■ Selected excerpt
+---+

November 20, 2012
“I like addressing the mystery of identity, probably because I have a variety of identities of my own”, reported Louise Erdrich. Louise Erdrich was born in South Dakota to a mother of Ojibwe descent and a father of German ancestry. She attended a Catholic school, although identifies with the Ojibwe belief system. Erdrich’s multiple identities shapes her novel, The Last Reports on the Miracles at Little No Horse, into wrestling with the question of identity, specifically through the character of Agnes Dewitt/Father Damien. Agnes struggles with her identity throughout the novel as identities are developed and rediscovered.

+---+

■ Data supplied
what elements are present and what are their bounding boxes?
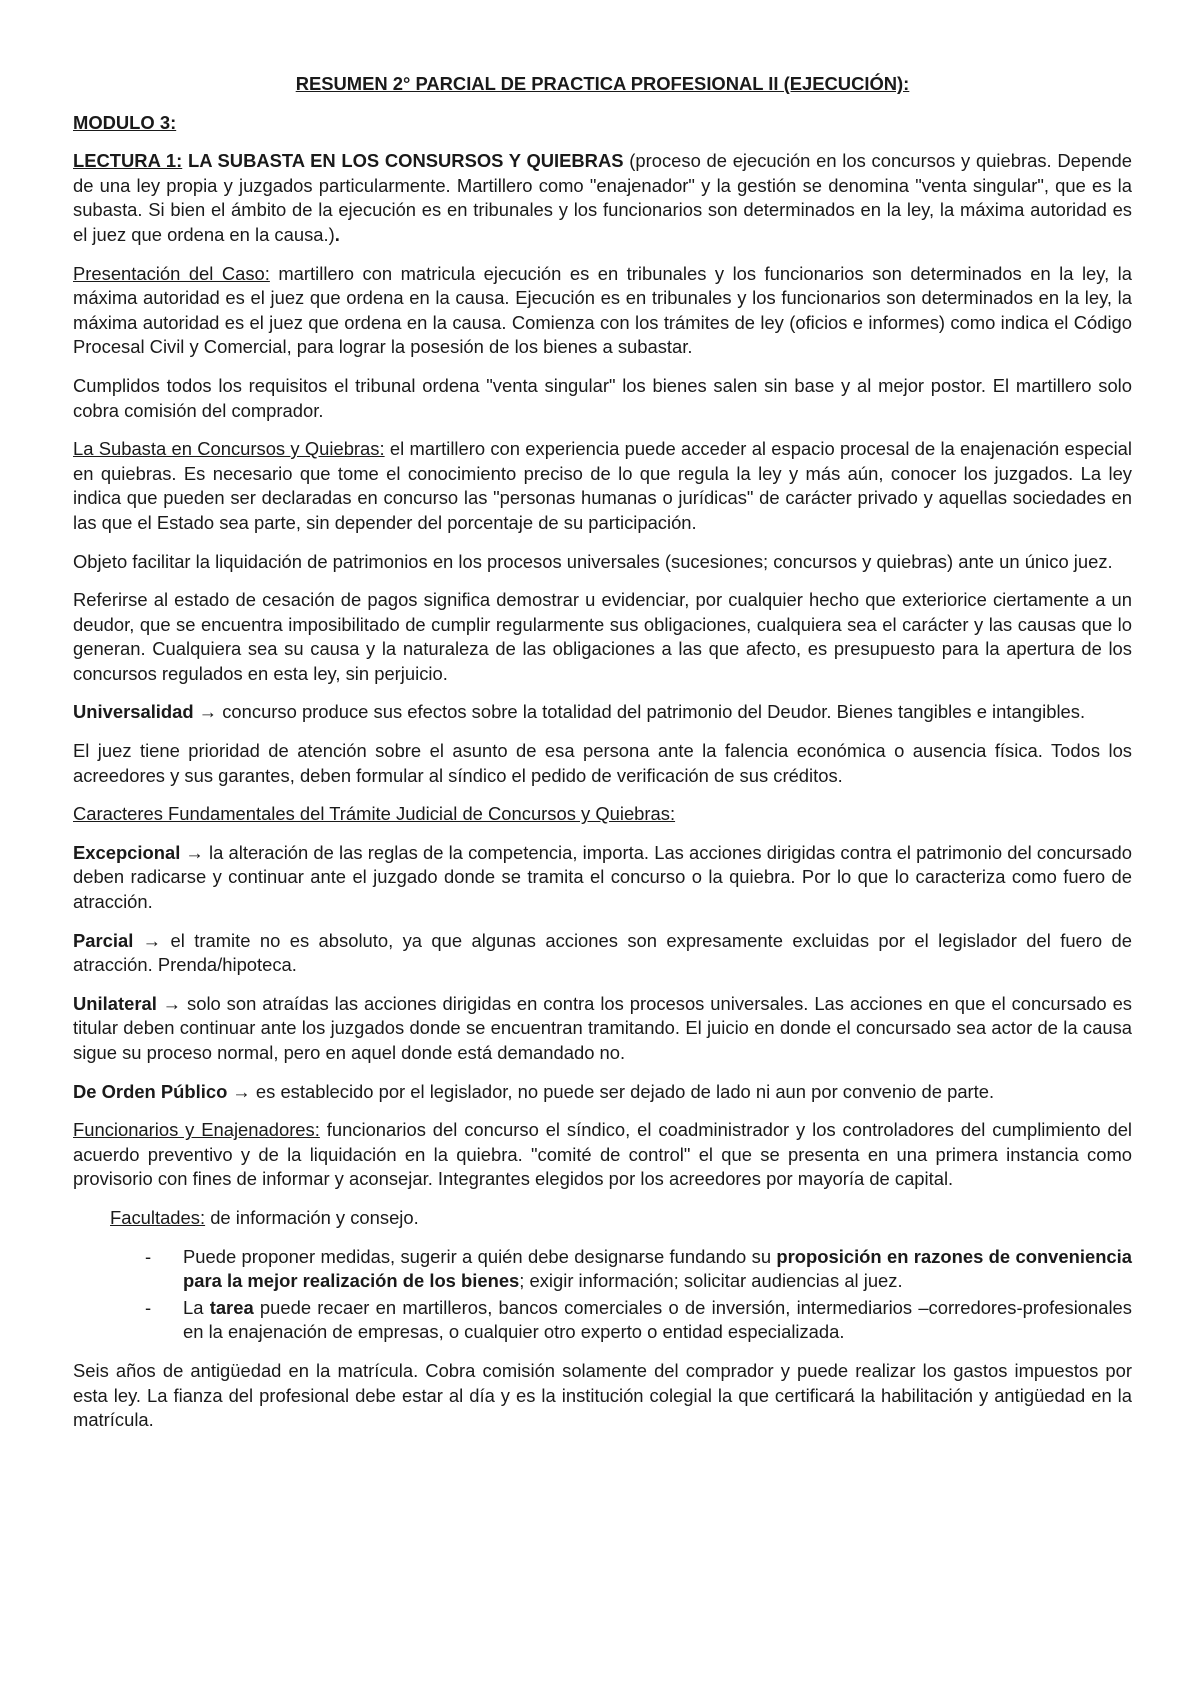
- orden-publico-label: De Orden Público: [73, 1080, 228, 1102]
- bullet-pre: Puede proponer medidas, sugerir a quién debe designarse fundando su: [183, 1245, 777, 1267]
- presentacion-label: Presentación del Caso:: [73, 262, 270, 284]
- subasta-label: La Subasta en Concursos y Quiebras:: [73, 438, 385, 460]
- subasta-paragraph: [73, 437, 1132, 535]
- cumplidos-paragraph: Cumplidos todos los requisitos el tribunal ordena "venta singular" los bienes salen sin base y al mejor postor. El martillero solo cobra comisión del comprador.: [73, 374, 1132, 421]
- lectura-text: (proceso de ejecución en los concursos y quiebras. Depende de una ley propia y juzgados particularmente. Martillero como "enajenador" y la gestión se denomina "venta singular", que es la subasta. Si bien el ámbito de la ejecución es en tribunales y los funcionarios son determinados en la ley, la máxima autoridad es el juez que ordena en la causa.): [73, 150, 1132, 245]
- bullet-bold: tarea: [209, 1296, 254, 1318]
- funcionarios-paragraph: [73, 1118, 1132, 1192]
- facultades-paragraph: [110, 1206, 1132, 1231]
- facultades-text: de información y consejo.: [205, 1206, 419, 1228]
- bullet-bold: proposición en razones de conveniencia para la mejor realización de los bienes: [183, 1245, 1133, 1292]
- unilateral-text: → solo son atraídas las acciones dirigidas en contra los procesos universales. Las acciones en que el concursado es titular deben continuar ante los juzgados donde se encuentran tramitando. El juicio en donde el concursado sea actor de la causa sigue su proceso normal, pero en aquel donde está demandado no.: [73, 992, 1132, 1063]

+---+

In the text about Louise Erdrich, which character in The Last Reports on the Miracles at Little No Horse carries the novel's question of identity?

■ Reply
Agnes Dewitt/Father Damien.